OBJECTIVE >> Search the material and gather each line with "suning" in it.

[Stored dataset items]
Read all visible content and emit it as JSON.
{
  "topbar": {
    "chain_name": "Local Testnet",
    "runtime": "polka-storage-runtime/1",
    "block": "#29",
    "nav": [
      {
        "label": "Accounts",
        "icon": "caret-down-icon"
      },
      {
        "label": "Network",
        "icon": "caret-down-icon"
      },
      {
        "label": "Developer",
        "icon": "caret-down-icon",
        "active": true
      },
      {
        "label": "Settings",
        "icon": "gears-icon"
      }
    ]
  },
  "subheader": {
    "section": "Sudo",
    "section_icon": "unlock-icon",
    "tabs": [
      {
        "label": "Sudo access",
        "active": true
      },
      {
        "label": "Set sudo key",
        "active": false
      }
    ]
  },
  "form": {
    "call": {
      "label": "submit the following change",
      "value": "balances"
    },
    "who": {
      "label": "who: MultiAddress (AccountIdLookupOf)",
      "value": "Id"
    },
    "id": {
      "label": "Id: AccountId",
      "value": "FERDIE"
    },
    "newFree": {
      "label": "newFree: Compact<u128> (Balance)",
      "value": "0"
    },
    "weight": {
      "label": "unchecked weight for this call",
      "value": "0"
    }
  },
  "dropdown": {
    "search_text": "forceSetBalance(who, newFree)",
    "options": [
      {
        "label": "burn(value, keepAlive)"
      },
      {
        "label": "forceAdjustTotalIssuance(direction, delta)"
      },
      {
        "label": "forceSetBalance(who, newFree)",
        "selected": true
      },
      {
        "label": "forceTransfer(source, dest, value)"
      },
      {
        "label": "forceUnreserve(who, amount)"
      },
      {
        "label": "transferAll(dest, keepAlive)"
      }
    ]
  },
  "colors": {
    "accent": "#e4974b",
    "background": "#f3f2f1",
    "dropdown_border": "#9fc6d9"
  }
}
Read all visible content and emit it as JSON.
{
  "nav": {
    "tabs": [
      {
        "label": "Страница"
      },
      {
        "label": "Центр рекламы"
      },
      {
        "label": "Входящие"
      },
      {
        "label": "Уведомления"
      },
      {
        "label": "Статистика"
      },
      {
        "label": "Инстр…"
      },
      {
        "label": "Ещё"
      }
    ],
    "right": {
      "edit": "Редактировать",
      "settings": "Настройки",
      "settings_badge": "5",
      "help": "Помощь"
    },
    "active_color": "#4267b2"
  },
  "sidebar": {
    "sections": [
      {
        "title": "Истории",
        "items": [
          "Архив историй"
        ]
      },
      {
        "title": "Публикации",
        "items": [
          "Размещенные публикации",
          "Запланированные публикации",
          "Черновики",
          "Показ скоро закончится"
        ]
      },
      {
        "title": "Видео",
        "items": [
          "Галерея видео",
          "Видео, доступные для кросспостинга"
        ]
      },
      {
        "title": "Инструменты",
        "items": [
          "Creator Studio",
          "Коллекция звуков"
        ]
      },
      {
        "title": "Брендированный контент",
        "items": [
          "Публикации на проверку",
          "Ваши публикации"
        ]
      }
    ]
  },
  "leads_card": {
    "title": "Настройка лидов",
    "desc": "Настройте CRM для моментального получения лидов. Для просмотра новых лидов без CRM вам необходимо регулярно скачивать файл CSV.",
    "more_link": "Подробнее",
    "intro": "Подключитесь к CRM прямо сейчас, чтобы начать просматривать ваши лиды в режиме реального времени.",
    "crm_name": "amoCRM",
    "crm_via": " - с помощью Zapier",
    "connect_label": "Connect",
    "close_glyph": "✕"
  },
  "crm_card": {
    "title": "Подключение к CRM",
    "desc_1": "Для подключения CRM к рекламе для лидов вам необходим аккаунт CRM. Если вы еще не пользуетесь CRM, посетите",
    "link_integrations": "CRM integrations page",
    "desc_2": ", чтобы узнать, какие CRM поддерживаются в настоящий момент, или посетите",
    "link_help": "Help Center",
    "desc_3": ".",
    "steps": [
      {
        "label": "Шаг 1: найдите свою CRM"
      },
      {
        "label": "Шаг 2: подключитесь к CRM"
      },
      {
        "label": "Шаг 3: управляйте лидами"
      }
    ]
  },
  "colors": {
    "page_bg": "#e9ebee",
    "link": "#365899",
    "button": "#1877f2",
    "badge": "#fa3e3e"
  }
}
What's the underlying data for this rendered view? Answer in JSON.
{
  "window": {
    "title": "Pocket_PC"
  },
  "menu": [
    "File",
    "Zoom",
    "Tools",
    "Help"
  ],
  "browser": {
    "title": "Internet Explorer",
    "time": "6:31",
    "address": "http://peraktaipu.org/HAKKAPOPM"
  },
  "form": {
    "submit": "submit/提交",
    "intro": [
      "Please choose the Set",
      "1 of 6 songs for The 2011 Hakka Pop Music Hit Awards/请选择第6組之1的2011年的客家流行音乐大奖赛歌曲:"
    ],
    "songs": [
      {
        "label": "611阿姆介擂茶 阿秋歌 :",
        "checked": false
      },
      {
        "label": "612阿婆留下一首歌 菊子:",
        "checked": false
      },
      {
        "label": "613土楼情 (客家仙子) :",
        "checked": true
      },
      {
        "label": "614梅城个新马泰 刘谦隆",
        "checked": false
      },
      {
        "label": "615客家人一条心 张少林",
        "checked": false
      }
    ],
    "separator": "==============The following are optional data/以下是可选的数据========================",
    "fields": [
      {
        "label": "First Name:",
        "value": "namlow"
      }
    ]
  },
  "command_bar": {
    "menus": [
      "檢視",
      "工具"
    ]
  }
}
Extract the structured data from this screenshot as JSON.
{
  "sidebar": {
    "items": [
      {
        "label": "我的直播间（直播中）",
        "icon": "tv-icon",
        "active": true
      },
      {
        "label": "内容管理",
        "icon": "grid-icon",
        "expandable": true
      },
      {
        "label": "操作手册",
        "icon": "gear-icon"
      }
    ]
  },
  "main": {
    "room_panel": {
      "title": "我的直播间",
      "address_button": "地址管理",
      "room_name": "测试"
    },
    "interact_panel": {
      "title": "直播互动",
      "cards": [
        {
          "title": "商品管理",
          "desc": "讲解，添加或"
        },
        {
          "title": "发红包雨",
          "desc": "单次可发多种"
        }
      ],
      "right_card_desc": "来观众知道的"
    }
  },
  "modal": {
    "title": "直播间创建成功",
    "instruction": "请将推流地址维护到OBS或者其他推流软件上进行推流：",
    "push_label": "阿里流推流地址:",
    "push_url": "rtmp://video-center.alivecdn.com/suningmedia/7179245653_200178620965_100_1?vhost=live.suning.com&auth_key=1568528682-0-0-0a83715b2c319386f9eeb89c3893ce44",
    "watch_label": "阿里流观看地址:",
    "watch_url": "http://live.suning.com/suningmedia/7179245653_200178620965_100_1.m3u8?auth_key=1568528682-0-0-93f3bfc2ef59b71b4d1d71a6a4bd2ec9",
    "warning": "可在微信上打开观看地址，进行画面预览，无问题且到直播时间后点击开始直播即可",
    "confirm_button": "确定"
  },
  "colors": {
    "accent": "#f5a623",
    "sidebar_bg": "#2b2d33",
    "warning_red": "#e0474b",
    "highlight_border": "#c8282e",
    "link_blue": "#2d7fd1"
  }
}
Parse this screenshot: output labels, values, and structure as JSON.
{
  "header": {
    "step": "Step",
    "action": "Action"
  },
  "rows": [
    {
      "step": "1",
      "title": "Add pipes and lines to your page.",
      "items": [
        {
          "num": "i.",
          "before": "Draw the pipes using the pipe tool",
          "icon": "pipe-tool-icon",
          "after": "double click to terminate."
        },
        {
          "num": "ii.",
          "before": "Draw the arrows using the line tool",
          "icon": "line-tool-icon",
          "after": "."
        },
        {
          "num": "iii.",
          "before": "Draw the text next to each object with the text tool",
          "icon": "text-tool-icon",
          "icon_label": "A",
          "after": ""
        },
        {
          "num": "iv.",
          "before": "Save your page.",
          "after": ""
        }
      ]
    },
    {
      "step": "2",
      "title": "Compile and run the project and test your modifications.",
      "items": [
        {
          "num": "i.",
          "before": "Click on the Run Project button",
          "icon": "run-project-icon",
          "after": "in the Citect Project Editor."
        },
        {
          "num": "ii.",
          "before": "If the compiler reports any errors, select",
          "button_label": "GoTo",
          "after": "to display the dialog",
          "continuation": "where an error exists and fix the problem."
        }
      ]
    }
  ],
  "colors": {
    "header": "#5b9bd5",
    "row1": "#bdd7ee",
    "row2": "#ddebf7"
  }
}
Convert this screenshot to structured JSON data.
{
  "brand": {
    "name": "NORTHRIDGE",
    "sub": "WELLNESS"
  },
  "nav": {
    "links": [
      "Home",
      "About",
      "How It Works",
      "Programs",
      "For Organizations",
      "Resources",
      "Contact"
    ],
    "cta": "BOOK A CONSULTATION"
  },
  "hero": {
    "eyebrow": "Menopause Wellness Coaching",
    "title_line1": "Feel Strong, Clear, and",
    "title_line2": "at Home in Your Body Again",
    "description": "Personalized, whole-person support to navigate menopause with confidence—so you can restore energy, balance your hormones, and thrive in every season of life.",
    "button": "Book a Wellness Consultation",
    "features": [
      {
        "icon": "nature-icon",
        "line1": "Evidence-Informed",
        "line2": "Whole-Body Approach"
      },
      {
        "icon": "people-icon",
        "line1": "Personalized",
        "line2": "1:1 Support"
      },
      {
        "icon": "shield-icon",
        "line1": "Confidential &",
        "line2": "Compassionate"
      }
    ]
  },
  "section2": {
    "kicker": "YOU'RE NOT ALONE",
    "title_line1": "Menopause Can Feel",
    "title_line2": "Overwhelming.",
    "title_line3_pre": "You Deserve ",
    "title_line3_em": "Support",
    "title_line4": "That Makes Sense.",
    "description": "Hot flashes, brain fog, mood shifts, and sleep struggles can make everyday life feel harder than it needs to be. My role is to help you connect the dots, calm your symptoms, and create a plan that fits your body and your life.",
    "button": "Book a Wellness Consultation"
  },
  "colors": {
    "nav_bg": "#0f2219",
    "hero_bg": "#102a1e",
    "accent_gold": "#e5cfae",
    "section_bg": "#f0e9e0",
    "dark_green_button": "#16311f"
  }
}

TASK RESPONSE >>
    "push_url": "rtmp://video-center.alivecdn.com/suningmedia/7179245653_200178620965_100_1?vhost=live.suning.com&auth_key=1568528682-0-0-0a83715b2c319386f9eeb89c3893ce44",
    "watch_url": "http://live.suning.com/suningmedia/7179245653_200178620965_100_1.m3u8?auth_key=1568528682-0-0-93f3bfc2ef59b71b4d1d71a6a4bd2ec9",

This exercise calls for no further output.